* [EXERCISE BRIEF] Identify each line in the records below that contains the word "label", and copy it.

Begin

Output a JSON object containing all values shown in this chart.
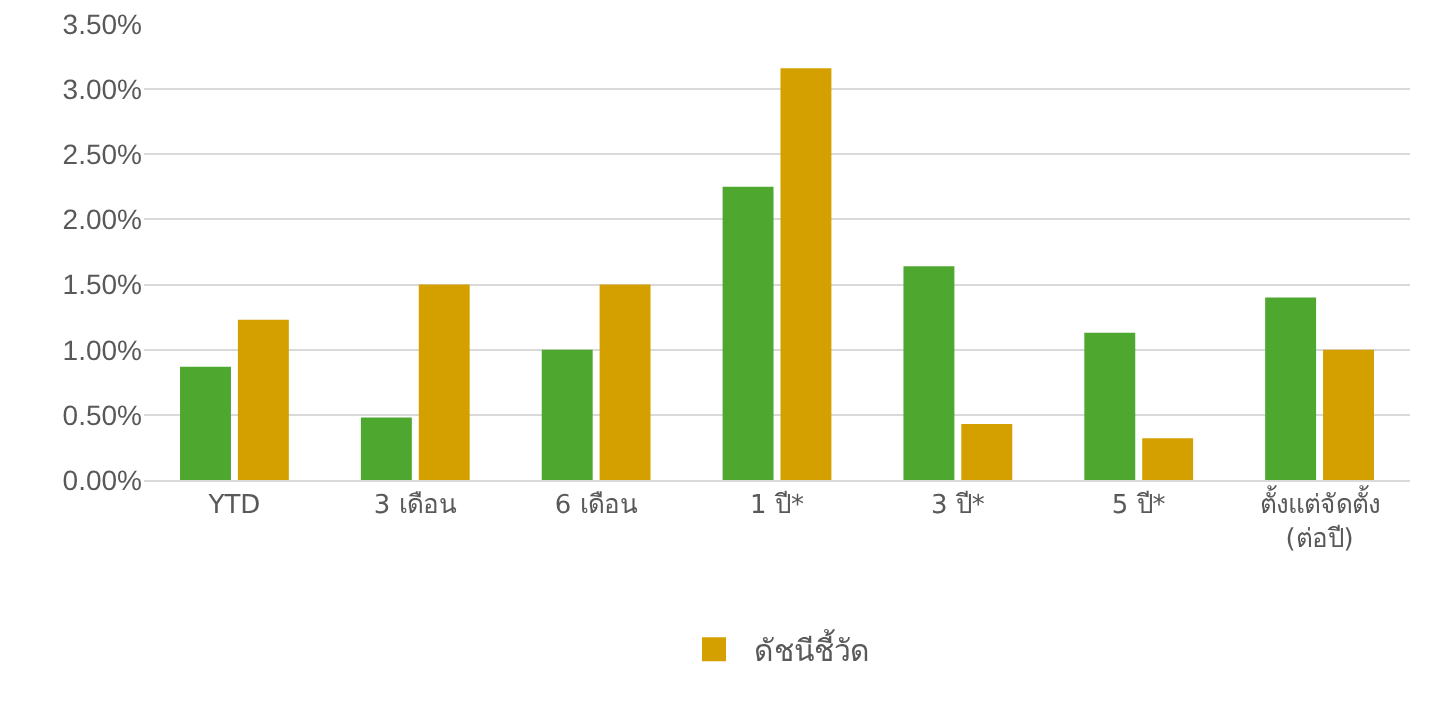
{
  "chart_data": {
    "type": "bar",
    "categories": [
      "YTD",
      "3 เดือน",
      "6 เดือน",
      "1 ปี*",
      "3 ปี*",
      "5 ปี*",
      "ตั้งแต่จัดตั้ง\n(ต่อปี)"
    ],
    "series": [
      {
        "color": "#4ea72e",
        "values": [
          0.87,
          0.48,
          1.0,
          2.25,
          1.64,
          1.13,
          1.4
        ]
      },
      {
        "name": "ดัชนีชี้วัด",
        "color": "#d4a000",
        "values": [
          1.23,
          1.5,
          1.5,
          3.16,
          0.43,
          0.32,
          1.0
        ]
      }
    ],
    "ylim": [
      0,
      3.5
    ],
    "yticks": [
      {
        "value": 0,
        "label": "0.00%"
      },
      {
        "value": 0.5,
        "label": "0.50%"
      },
      {
        "value": 1,
        "label": "1.00%"
      },
      {
        "value": 1.5,
        "label": "1.50%"
      },
      {
        "value": 2,
        "label": "2.00%"
      },
      {
        "value": 2.5,
        "label": "2.50%"
      },
      {
        "value": 3,
        "label": "3.00%"
      },
      {
        "value": 3.5,
        "label": "3.50%"
      }
    ],
    "grid": "y",
    "legend": "bottom"
  }
}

End

* [ANSWER TO THE PROBLEM]
        "label": "0.00%"
        "label": "0.50%"
        "label": "1.00%"
        "label": "1.50%"
        "label": "2.00%"
        "label": "2.50%"
        "label": "3.00%"
        "label": "3.50%"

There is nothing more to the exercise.